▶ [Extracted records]
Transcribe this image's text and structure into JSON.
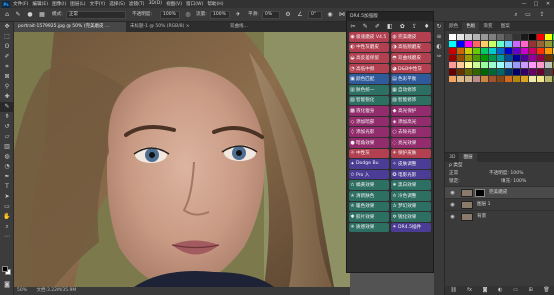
{
  "menubar": {
    "logo": "Ps",
    "items": [
      "文件(F)",
      "编辑(E)",
      "图像(I)",
      "图层(L)",
      "文字(Y)",
      "选择(S)",
      "滤镜(T)",
      "3D(D)",
      "视图(V)",
      "窗口(W)",
      "帮助(H)"
    ],
    "controls": [
      "—",
      "□",
      "✕"
    ]
  },
  "options": {
    "mode_label": "模式:",
    "mode_value": "正常",
    "opacity_label": "不透明度:",
    "opacity_value": "100%",
    "flow_label": "流量:",
    "flow_value": "100%",
    "smooth_label": "平滑:",
    "smooth_value": "0%",
    "angle_value": "0°"
  },
  "document": {
    "tabs": [
      "portrait-1579925.jpg @ 50% (完美磨皮 ...",
      "未标题-1 @ 50% (RGB/8) ×",
      "双曲线..."
    ],
    "zoom": "50%",
    "doc_size": "文档:3.22M/35.9M"
  },
  "plugin": {
    "title": "DR4.5加强版",
    "toolbar_icons": [
      "✂",
      "✎",
      "✐",
      "◧",
      "✿",
      "⇪",
      "♦"
    ],
    "buttons": [
      {
        "label": "极速磨皮 V4.5",
        "icon": "◉",
        "color": "red"
      },
      {
        "label": "完美磨皮",
        "icon": "◍",
        "color": "red"
      },
      {
        "label": "中性灰磨皮",
        "icon": "◐",
        "color": "red"
      },
      {
        "label": "高低频磨皮",
        "icon": "◑",
        "color": "red"
      },
      {
        "label": "高反差保留",
        "icon": "◒",
        "color": "red"
      },
      {
        "label": "双曲线磨皮",
        "icon": "◓",
        "color": "red"
      },
      {
        "label": "高低中频",
        "icon": "◔",
        "color": "red"
      },
      {
        "label": "D&B中性灰",
        "icon": "◕",
        "color": "red"
      },
      {
        "label": "颜色匹配",
        "icon": "▣",
        "color": "blue"
      },
      {
        "label": "色彩平衡",
        "icon": "▤",
        "color": "blue"
      },
      {
        "label": "肤色统一",
        "icon": "▥",
        "color": "teal"
      },
      {
        "label": "自动修饰",
        "icon": "▦",
        "color": "teal"
      },
      {
        "label": "智能锐化",
        "icon": "▧",
        "color": "teal"
      },
      {
        "label": "智能修饰",
        "icon": "▨",
        "color": "teal"
      },
      {
        "label": "液化瘦身",
        "icon": "▩",
        "color": "magenta"
      },
      {
        "label": "高光保护",
        "icon": "◆",
        "color": "magenta"
      },
      {
        "label": "添加暗部",
        "icon": "◇",
        "color": "magenta"
      },
      {
        "label": "添加高光",
        "icon": "◈",
        "color": "magenta"
      },
      {
        "label": "添加光影",
        "icon": "◊",
        "color": "magenta"
      },
      {
        "label": "去除光影",
        "icon": "○",
        "color": "magenta"
      },
      {
        "label": "暗角效果",
        "icon": "●",
        "color": "magenta"
      },
      {
        "label": "亮光效果",
        "icon": "◌",
        "color": "magenta"
      },
      {
        "label": "中性灰",
        "icon": "☼",
        "color": "red"
      },
      {
        "label": "保护皮肤",
        "icon": "☀",
        "color": "red"
      },
      {
        "label": "Dodge Bu",
        "icon": "✦",
        "color": "purple"
      },
      {
        "label": "皮肤调整",
        "icon": "✧",
        "color": "purple"
      },
      {
        "label": "Pro 入",
        "icon": "✩",
        "color": "purple"
      },
      {
        "label": "电影光影",
        "icon": "✪",
        "color": "purple"
      },
      {
        "label": "橘黄效果",
        "icon": "✫",
        "color": "teal"
      },
      {
        "label": "黑白效果",
        "icon": "✬",
        "color": "teal"
      },
      {
        "label": "清新肤色",
        "icon": "✭",
        "color": "teal"
      },
      {
        "label": "冷色调整",
        "icon": "✮",
        "color": "teal"
      },
      {
        "label": "暖色效果",
        "icon": "✯",
        "color": "teal"
      },
      {
        "label": "梦幻效果",
        "icon": "✰",
        "color": "teal"
      },
      {
        "label": "胶片效果",
        "icon": "✱",
        "color": "teal"
      },
      {
        "label": "锐化效果",
        "icon": "✲",
        "color": "teal"
      },
      {
        "label": "质感效果",
        "icon": "✳",
        "color": "teal"
      },
      {
        "label": "DR4.5插件",
        "icon": "✴",
        "color": "purple"
      }
    ]
  },
  "swatches": {
    "tabs": [
      "颜色",
      "色板",
      "渐变",
      "图案"
    ],
    "colors": [
      "#ffffff",
      "#e6e6e6",
      "#cccccc",
      "#b3b3b3",
      "#999999",
      "#808080",
      "#666666",
      "#4d4d4d",
      "#333333",
      "#1a1a1a",
      "#000000",
      "#ff0000",
      "#ffff00",
      "#00ff00",
      "#00ffff",
      "#0000ff",
      "#ff00ff",
      "#ff6666",
      "#ffcc66",
      "#ccff66",
      "#66ffcc",
      "#66ccff",
      "#cc66ff",
      "#ff66cc",
      "#993333",
      "#996633",
      "#999933",
      "#339933",
      "#cc0000",
      "#cc6600",
      "#cccc00",
      "#66cc00",
      "#00cc66",
      "#00cccc",
      "#0066cc",
      "#0000cc",
      "#6600cc",
      "#cc00cc",
      "#cc0066",
      "#ff3300",
      "#ff9900",
      "#ffcc00",
      "#990000",
      "#994c00",
      "#999900",
      "#4c9900",
      "#009900",
      "#00994c",
      "#009999",
      "#004c99",
      "#000099",
      "#4c0099",
      "#990099",
      "#99004c",
      "#663300",
      "#333300",
      "#ff9999",
      "#ffcc99",
      "#ffff99",
      "#ccff99",
      "#99ff99",
      "#99ffcc",
      "#99ffff",
      "#99ccff",
      "#9999ff",
      "#cc99ff",
      "#ff99ff",
      "#ff99cc",
      "#c0c0c0",
      "#808000",
      "#660000",
      "#663300",
      "#666600",
      "#336600",
      "#006600",
      "#006633",
      "#006666",
      "#003366",
      "#000066",
      "#330066",
      "#660066",
      "#660033",
      "#404040",
      "#800000",
      "#f4a460",
      "#deb887",
      "#d2b48c",
      "#bc8f8f",
      "#cd853f",
      "#a0522d",
      "#8b4513",
      "#d2691e",
      "#b8860b",
      "#daa520",
      "#eee8aa",
      "#f0e68c",
      "#bdb76b",
      "#556b2f"
    ]
  },
  "layers": {
    "tabs": [
      "3D",
      "图层"
    ],
    "filter_label": "ρ 类型",
    "blend": "正常",
    "opacity": "不透明度: 100%",
    "lock": "锁定:",
    "fill": "填充: 100%",
    "items": [
      {
        "name": "完美磨皮",
        "active": true
      },
      {
        "name": "图层 1",
        "active": false
      },
      {
        "name": "背景",
        "active": false
      }
    ]
  }
}
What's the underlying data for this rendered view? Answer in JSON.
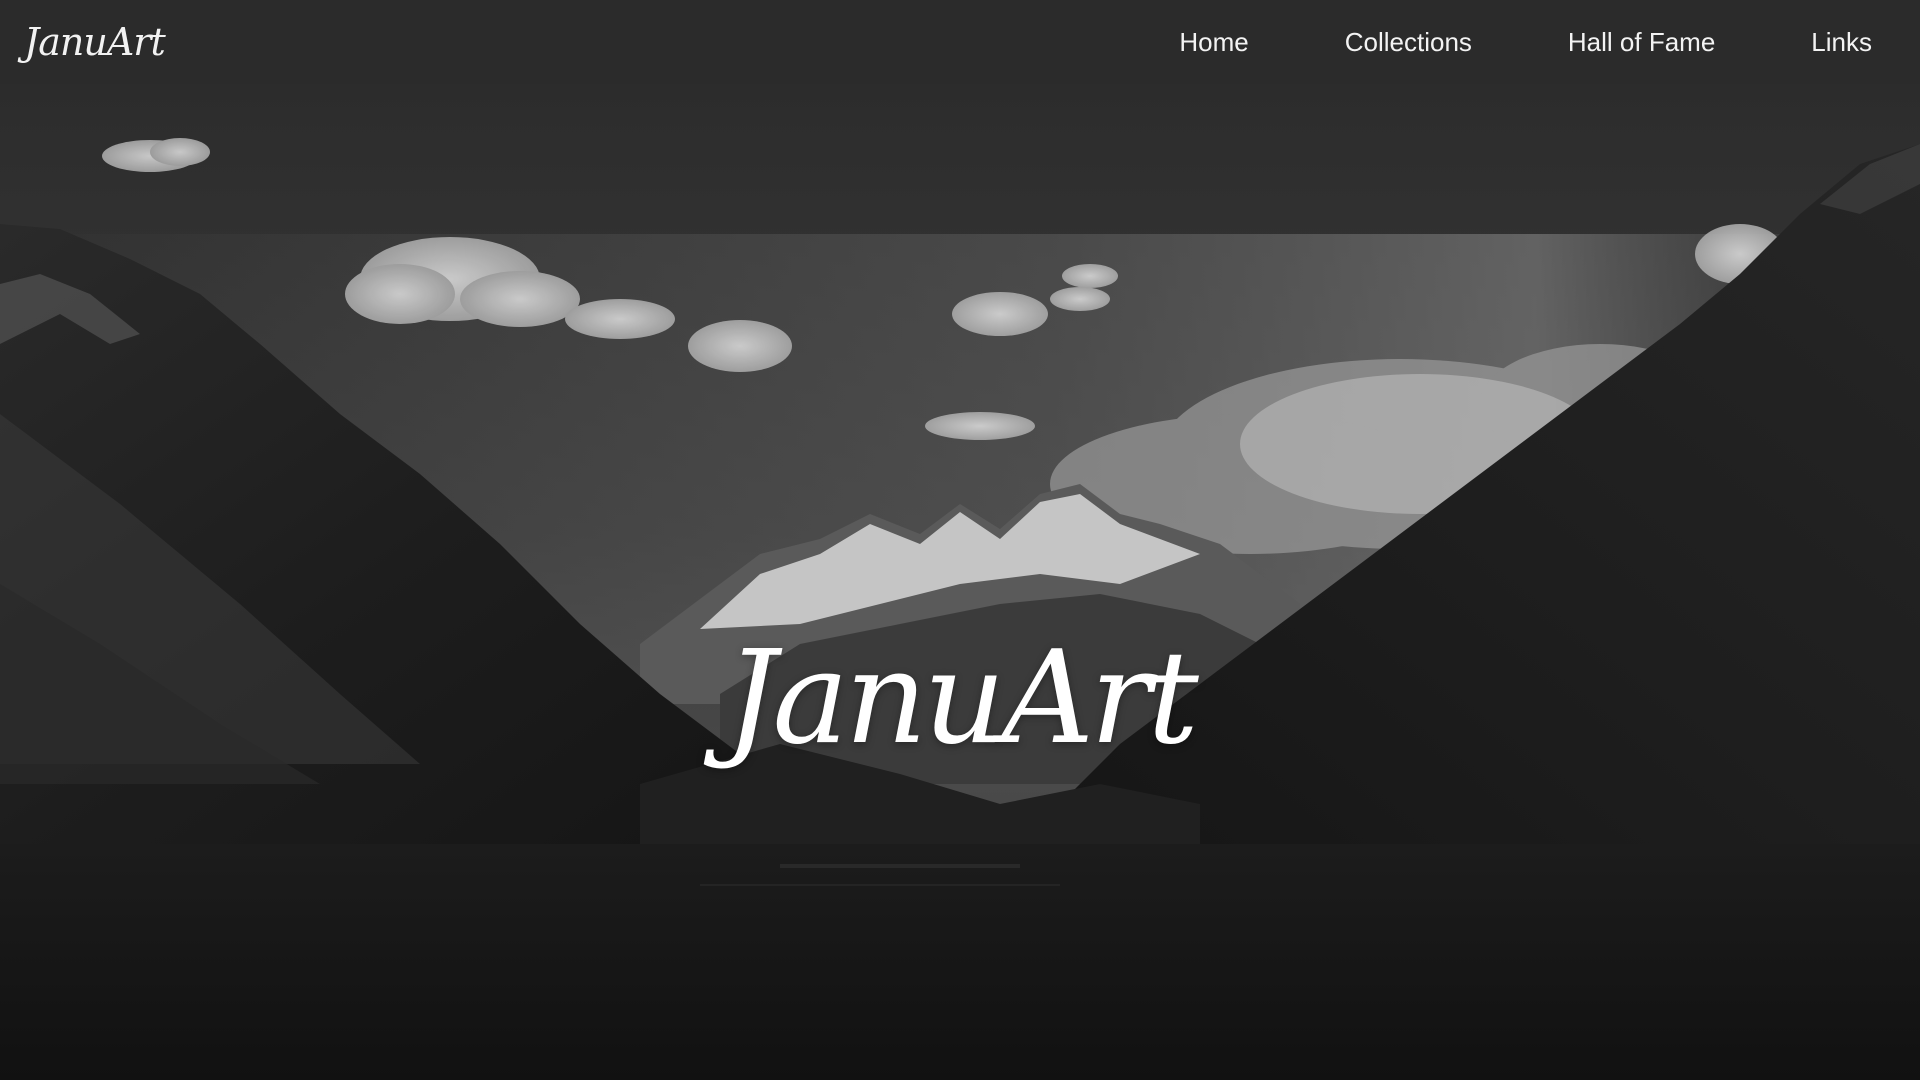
{
  "brand": {
    "logo_text": "JanuArt"
  },
  "nav": {
    "items": [
      {
        "label": "Home"
      },
      {
        "label": "Collections"
      },
      {
        "label": "Hall of Fame"
      },
      {
        "label": "Links"
      }
    ]
  },
  "hero": {
    "title": "JanuArt",
    "background": "black-and-white mountain valley with lake"
  },
  "colors": {
    "navbar_bg": "#2b2b2b",
    "nav_text": "#f3f3f3",
    "hero_text": "#ffffff"
  }
}
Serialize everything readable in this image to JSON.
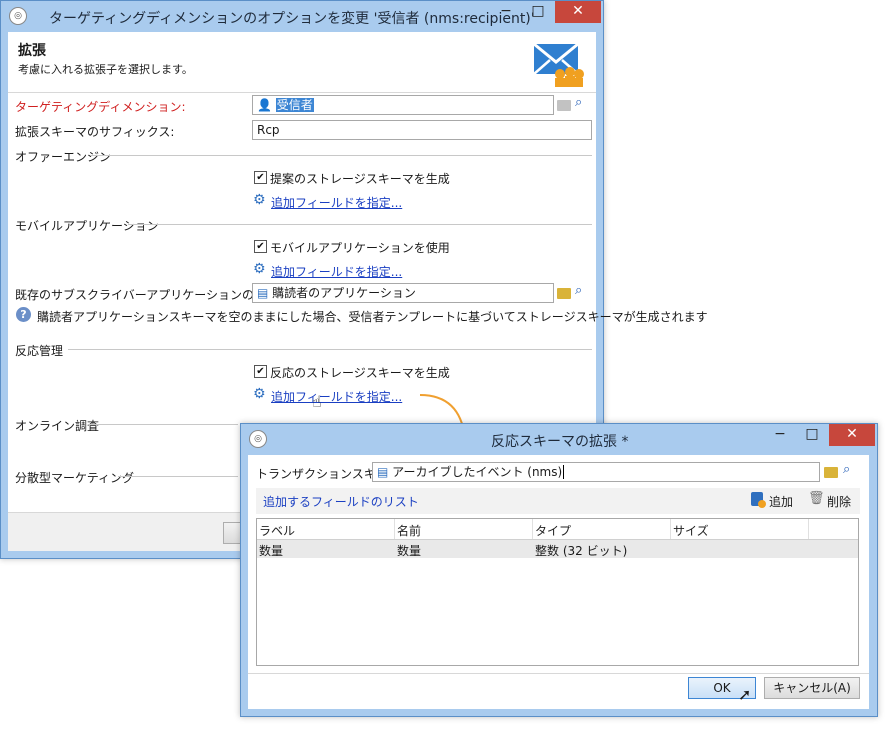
{
  "main_window": {
    "title": "ターゲティングディメンションのオプションを変更 '受信者 (nms:recipient)'",
    "heading": "拡張",
    "subheading": "考慮に入れる拡張子を選択します。",
    "targeting_dimension_label": "ターゲティングディメンション:",
    "targeting_dimension_value": "受信者",
    "suffix_label": "拡張スキーマのサフィックス:",
    "suffix_value": "Rcp",
    "offer_section": "オファーエンジン",
    "offer_checkbox": "提案のストレージスキーマを生成",
    "add_fields_link": "追加フィールドを指定...",
    "mobile_section": "モバイルアプリケーション",
    "mobile_checkbox": "モバイルアプリケーションを使用",
    "subscriber_schema_label": "既存のサブスクライバーアプリケーションのスキーマ:",
    "subscriber_schema_value": "購読者のアプリケーション",
    "info_text": "購読者アプリケーションスキーマを空のままにした場合、受信者テンプレートに基づいてストレージスキーマが生成されます",
    "response_section": "反応管理",
    "response_checkbox": "反応のストレージスキーマを生成",
    "survey_section": "オンライン調査",
    "distributed_section": "分散型マーケティング"
  },
  "dialog": {
    "title": "反応スキーマの拡張 *",
    "transaction_label": "トランザクションスキーマ:",
    "transaction_value": "アーカイブしたイベント (nms)",
    "fields_list_label": "追加するフィールドのリスト",
    "add_label": "追加",
    "delete_label": "削除",
    "columns": [
      "ラベル",
      "名前",
      "タイプ",
      "サイズ"
    ],
    "rows": [
      {
        "label": "数量",
        "name": "数量",
        "type": "整数 (32 ビット)",
        "size": ""
      }
    ],
    "ok_label": "OK",
    "cancel_label": "キャンセル(A)"
  },
  "colors": {
    "frame": "#a9cbee",
    "link": "#1a3fc2",
    "required": "#d02020",
    "close": "#c7473c",
    "arrow": "#f0a030"
  },
  "icons": [
    "app-icon",
    "envelope-icon",
    "user-icon",
    "folder-icon",
    "search-icon",
    "gear-icon",
    "schema-icon",
    "info-icon",
    "cursor-icon",
    "add-icon",
    "trash-icon"
  ]
}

▶ [Exercise brief] All lines of the data above that include the word "不透明度" must be shown.

▶ [Response below]
    "opacity_label": "不透明度:",
    "opacity": "不透明度: 100%",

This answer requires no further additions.